What is needed -
List each line of the data that holds the string "screenshot", please.
--- START OF Dataset extract ---
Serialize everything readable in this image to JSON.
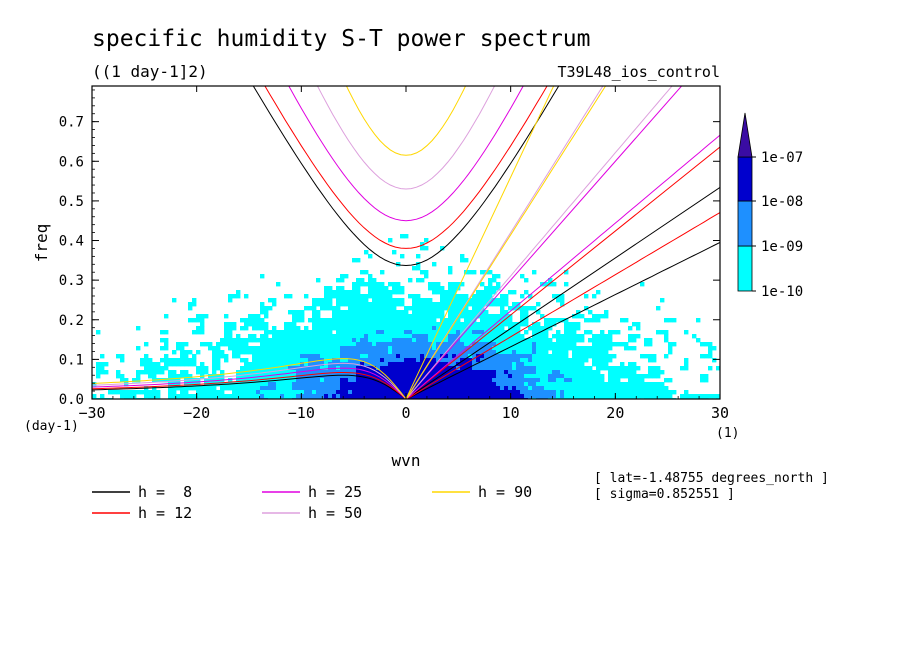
{
  "chart_data": {
    "type": "heatmap",
    "title": "specific humidity S-T power spectrum",
    "subtitle": "((1 day-1]2)",
    "run_label": "T39L48_ios_control",
    "xlabel": "wvn",
    "ylabel": "freq",
    "x_unit": "(1)",
    "y_unit": "(day-1)",
    "xlim": [
      -30,
      30
    ],
    "ylim": [
      0,
      0.79
    ],
    "xticks": [
      -30,
      -20,
      -10,
      0,
      10,
      20,
      30
    ],
    "yticks": [
      0.0,
      0.1,
      0.2,
      0.3,
      0.4,
      0.5,
      0.6,
      0.7
    ],
    "ytick_labels": [
      "0.0",
      "0.1",
      "0.2",
      "0.3",
      "0.4",
      "0.5",
      "0.6",
      "0.7"
    ],
    "colorbar": {
      "levels": [
        "1e-10",
        "1e-09",
        "1e-08",
        "1e-07"
      ],
      "colors": [
        "#00ffff",
        "#1e90ff",
        "#0000cd",
        "#3a0ca3"
      ]
    },
    "dispersion_curves": [
      {
        "name": "h =  8",
        "color": "#000000"
      },
      {
        "name": "h = 12",
        "color": "#ff0000"
      },
      {
        "name": "h = 25",
        "color": "#e000e0"
      },
      {
        "name": "h = 50",
        "color": "#dda0dd"
      },
      {
        "name": "h = 90",
        "color": "#ffd700"
      }
    ],
    "annotations": [
      "[ lat=-1.48755 degrees_north ]",
      "[ sigma=0.852551 ]"
    ]
  }
}
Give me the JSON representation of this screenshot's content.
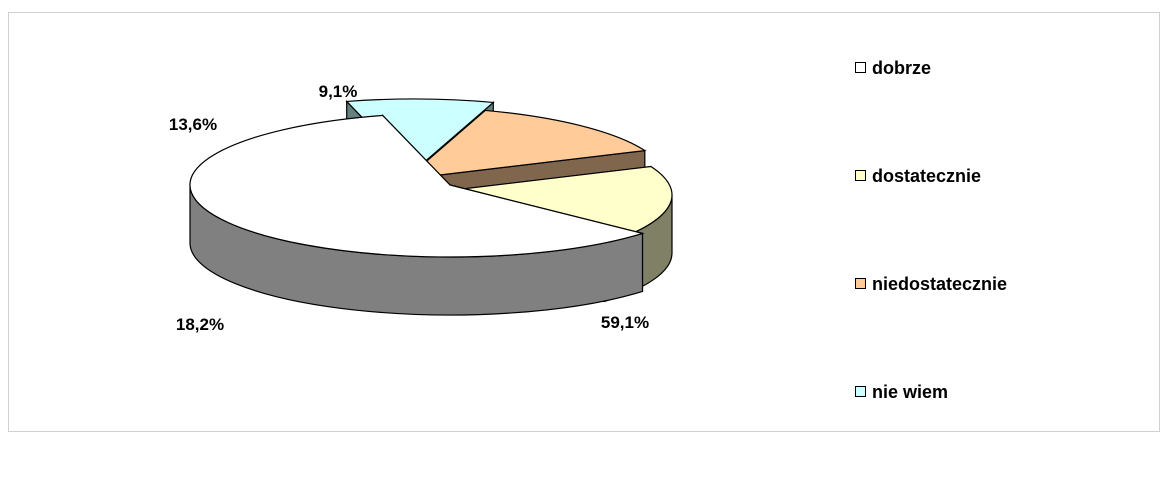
{
  "chart_data": {
    "type": "pie",
    "style": "3d-exploded",
    "categories": [
      "dobrze",
      "dostatecznie",
      "niedostatecznie",
      "nie wiem"
    ],
    "values": [
      59.1,
      18.2,
      13.6,
      9.1
    ],
    "value_labels": [
      "59,1%",
      "18,2%",
      "13,6%",
      "9,1%"
    ],
    "colors": {
      "dobrze": "#ffffff",
      "dostatecznie": "#ffffcc",
      "niedostatecznie": "#ffcc99",
      "nie wiem": "#ccffff"
    },
    "legend_position": "right"
  }
}
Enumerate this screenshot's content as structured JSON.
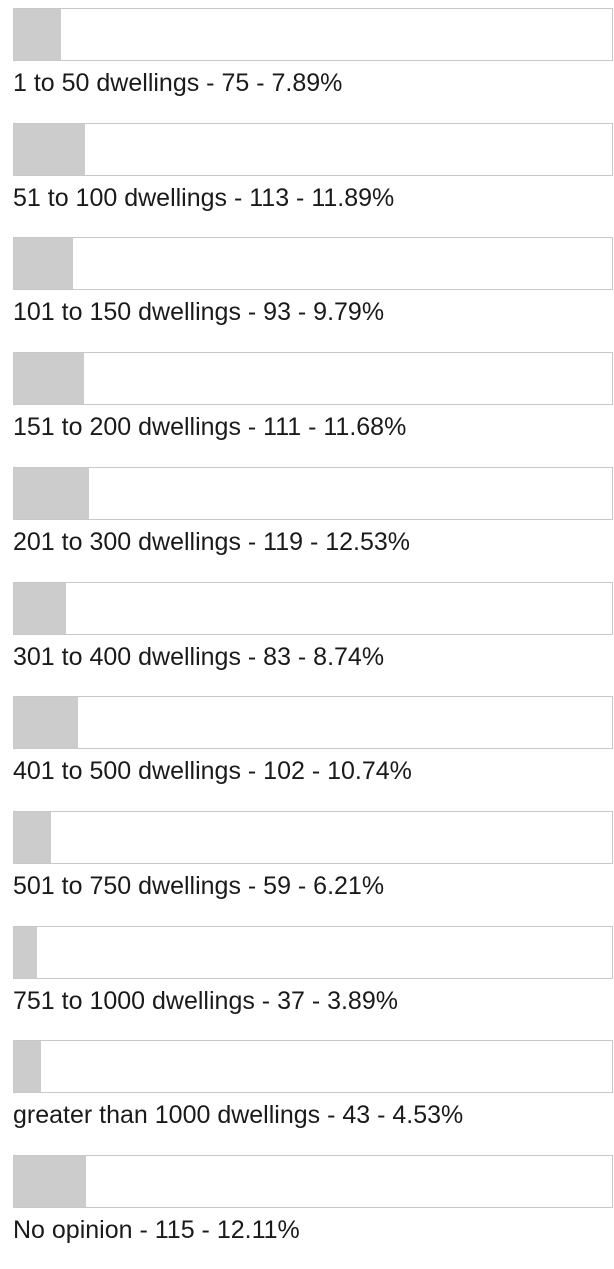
{
  "results": [
    {
      "label": "1 to 50 dwellings - 75 - 7.89%",
      "value": 7.89
    },
    {
      "label": "51 to 100 dwellings - 113 - 11.89%",
      "value": 11.89
    },
    {
      "label": "101 to 150 dwellings - 93 - 9.79%",
      "value": 9.79
    },
    {
      "label": "151 to 200 dwellings - 111 - 11.68%",
      "value": 11.68
    },
    {
      "label": "201 to 300 dwellings - 119 - 12.53%",
      "value": 12.53
    },
    {
      "label": "301 to 400 dwellings - 83 - 8.74%",
      "value": 8.74
    },
    {
      "label": "401 to 500 dwellings - 102 - 10.74%",
      "value": 10.74
    },
    {
      "label": "501 to 750 dwellings - 59 - 6.21%",
      "value": 6.21
    },
    {
      "label": "751 to 1000 dwellings - 37 - 3.89%",
      "value": 3.89
    },
    {
      "label": "greater than 1000 dwellings - 43 - 4.53%",
      "value": 4.53
    },
    {
      "label": "No opinion - 115 - 12.11%",
      "value": 12.11
    }
  ]
}
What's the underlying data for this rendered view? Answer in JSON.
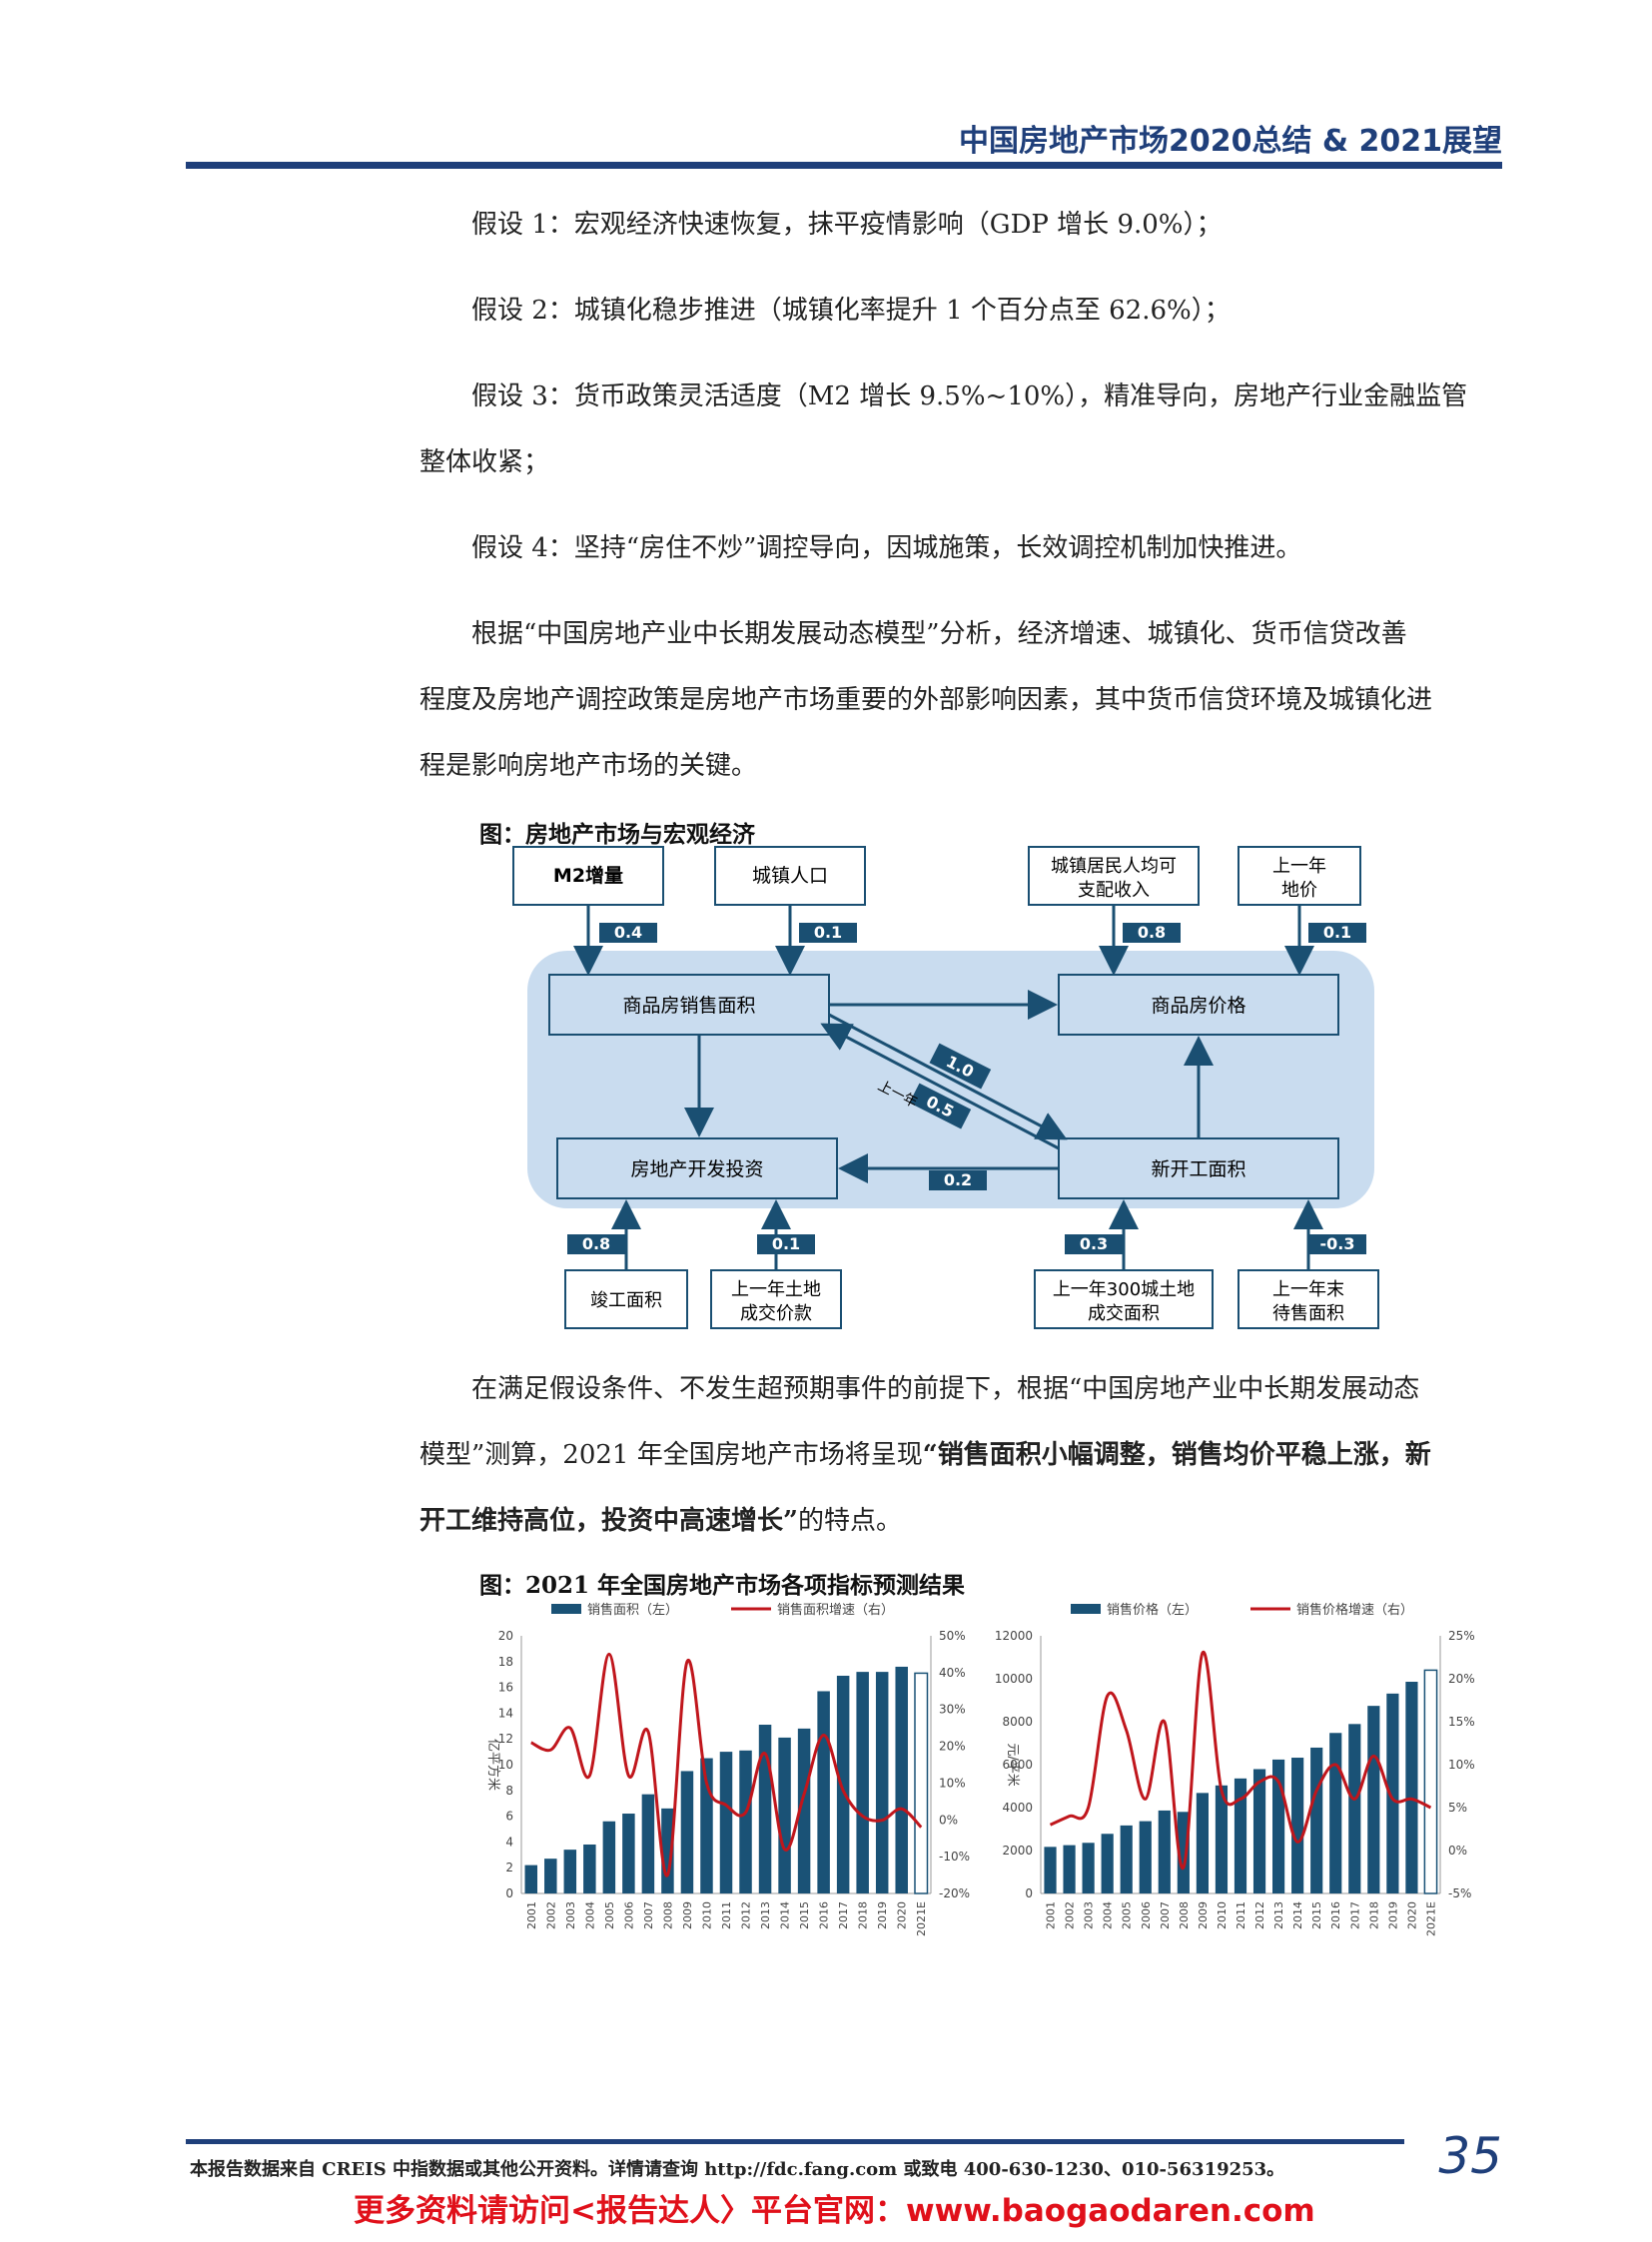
{
  "header": {
    "title": "中国房地产市场2020总结 & 2021展望"
  },
  "paragraphs": {
    "p1": "假设 1：宏观经济快速恢复，抹平疫情影响（GDP 增长 9.0%）；",
    "p2": "假设 2：城镇化稳步推进（城镇化率提升 1 个百分点至 62.6%）；",
    "p3_line1": "假设 3：货币政策灵活适度（M2 增长 9.5%~10%），精准导向，房地产行业金融监管",
    "p3_line2": "整体收紧；",
    "p4": "假设 4：坚持“房住不炒”调控导向，因城施策，长效调控机制加快推进。",
    "p5_line1": "根据“中国房地产业中长期发展动态模型”分析，经济增速、城镇化、货币信贷改善",
    "p5_line2": "程度及房地产调控政策是房地产市场重要的外部影响因素，其中货币信贷环境及城镇化进",
    "p5_line3": "程是影响房地产市场的关键。",
    "p6_line1": "在满足假设条件、不发生超预期事件的前提下，根据“中国房地产业中长期发展动态",
    "p6_line2": "模型”测算，2021 年全国房地产市场将呈现",
    "p6_bold2": "“销售面积小幅调整，销售均价平稳上涨，新",
    "p6_bold3": "开工维持高位，投资中高速增长”",
    "p6_line3_tail": "的特点。"
  },
  "diagram": {
    "title": "图：房地产市场与宏观经济",
    "nodes": {
      "m2": "M2增量",
      "urban_pop": "城镇人口",
      "income_l1": "城镇居民人均可",
      "income_l2": "支配收入",
      "land_price_l1": "上一年",
      "land_price_l2": "地价",
      "sales_area": "商品房销售面积",
      "price": "商品房价格",
      "investment": "房地产开发投资",
      "new_starts": "新开工面积",
      "completed": "竣工面积",
      "land_deal_l1": "上一年土地",
      "land_deal_l2": "成交价款",
      "land_300_l1": "上一年300城土地",
      "land_300_l2": "成交面积",
      "stock_l1": "上一年末",
      "stock_l2": "待售面积"
    },
    "weights": {
      "m2": "0.4",
      "urban_pop": "0.1",
      "income": "0.8",
      "land_price": "0.1",
      "new_to_sales": "1.0",
      "prev_year_label": "上一年",
      "sales_to_new": "0.5",
      "new_to_invest": "0.2",
      "completed": "0.8",
      "land_deal": "0.1",
      "land_300": "0.3",
      "stock": "-0.3"
    }
  },
  "charts_title": "图：2021 年全国房地产市场各项指标预测结果",
  "chart_data": [
    {
      "type": "bar",
      "categories": [
        "2001",
        "2002",
        "2003",
        "2004",
        "2005",
        "2006",
        "2007",
        "2008",
        "2009",
        "2010",
        "2011",
        "2012",
        "2013",
        "2014",
        "2015",
        "2016",
        "2017",
        "2018",
        "2019",
        "2020",
        "2021E"
      ],
      "series": [
        {
          "name": "销售面积（左）",
          "type": "bar",
          "axis": "left",
          "values": [
            2.2,
            2.7,
            3.4,
            3.8,
            5.6,
            6.2,
            7.7,
            6.6,
            9.5,
            10.5,
            11.0,
            11.1,
            13.1,
            12.1,
            12.8,
            15.7,
            16.9,
            17.2,
            17.2,
            17.6,
            17.1
          ]
        },
        {
          "name": "销售面积增速（右）",
          "type": "line",
          "axis": "right",
          "values": [
            0.21,
            0.19,
            0.25,
            0.12,
            0.45,
            0.12,
            0.24,
            -0.15,
            0.43,
            0.1,
            0.04,
            0.02,
            0.18,
            -0.08,
            0.07,
            0.23,
            0.08,
            0.01,
            -0.001,
            0.03,
            -0.02
          ]
        }
      ],
      "ylabel": "亿平方米",
      "ylim": [
        0,
        20
      ],
      "yticks": [
        "0",
        "2",
        "4",
        "6",
        "8",
        "10",
        "12",
        "14",
        "16",
        "18",
        "20"
      ],
      "y2lim": [
        -0.2,
        0.5
      ],
      "y2ticks": [
        "-20%",
        "-10%",
        "0%",
        "10%",
        "20%",
        "30%",
        "40%",
        "50%"
      ],
      "legend": "top"
    },
    {
      "type": "bar",
      "categories": [
        "2001",
        "2002",
        "2003",
        "2004",
        "2005",
        "2006",
        "2007",
        "2008",
        "2009",
        "2010",
        "2011",
        "2012",
        "2013",
        "2014",
        "2015",
        "2016",
        "2017",
        "2018",
        "2019",
        "2020",
        "2021E"
      ],
      "series": [
        {
          "name": "销售价格（左）",
          "type": "bar",
          "axis": "left",
          "values": [
            2170,
            2250,
            2359,
            2778,
            3168,
            3367,
            3864,
            3800,
            4681,
            5032,
            5357,
            5791,
            6237,
            6324,
            6793,
            7476,
            7892,
            8737,
            9310,
            9860,
            10400
          ]
        },
        {
          "name": "销售价格增速（右）",
          "type": "line",
          "axis": "right",
          "values": [
            0.03,
            0.04,
            0.05,
            0.18,
            0.14,
            0.06,
            0.15,
            -0.02,
            0.23,
            0.07,
            0.06,
            0.08,
            0.08,
            0.01,
            0.07,
            0.1,
            0.06,
            0.11,
            0.06,
            0.06,
            0.05
          ]
        }
      ],
      "ylabel": "元/平米",
      "ylim": [
        0,
        12000
      ],
      "yticks": [
        "0",
        "2000",
        "4000",
        "6000",
        "8000",
        "10000",
        "12000"
      ],
      "y2lim": [
        -0.05,
        0.25
      ],
      "y2ticks": [
        "-5%",
        "0%",
        "5%",
        "10%",
        "15%",
        "20%",
        "25%"
      ],
      "legend": "top"
    }
  ],
  "footer": {
    "note": "本报告数据来自 CREIS 中指数据或其他公开资料。详情请查询 http://fdc.fang.com 或致电 400-630-1230、010-56319253。",
    "page": "35",
    "promo": "更多资料请访问<报告达人〉平台官网：www.baogaodaren.com"
  },
  "colors": {
    "navy": "#1f3f7a",
    "bar": "#1a5276",
    "line": "#c0161c",
    "diagram_bg": "#c9dcef",
    "weight_box": "#1a4f72",
    "promo": "#e0101a"
  }
}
--- END OF Dataset extract ---
Solution for this problem -
Give me the JSON representation of this screenshot's content.
Enumerate this screenshot's content as structured JSON.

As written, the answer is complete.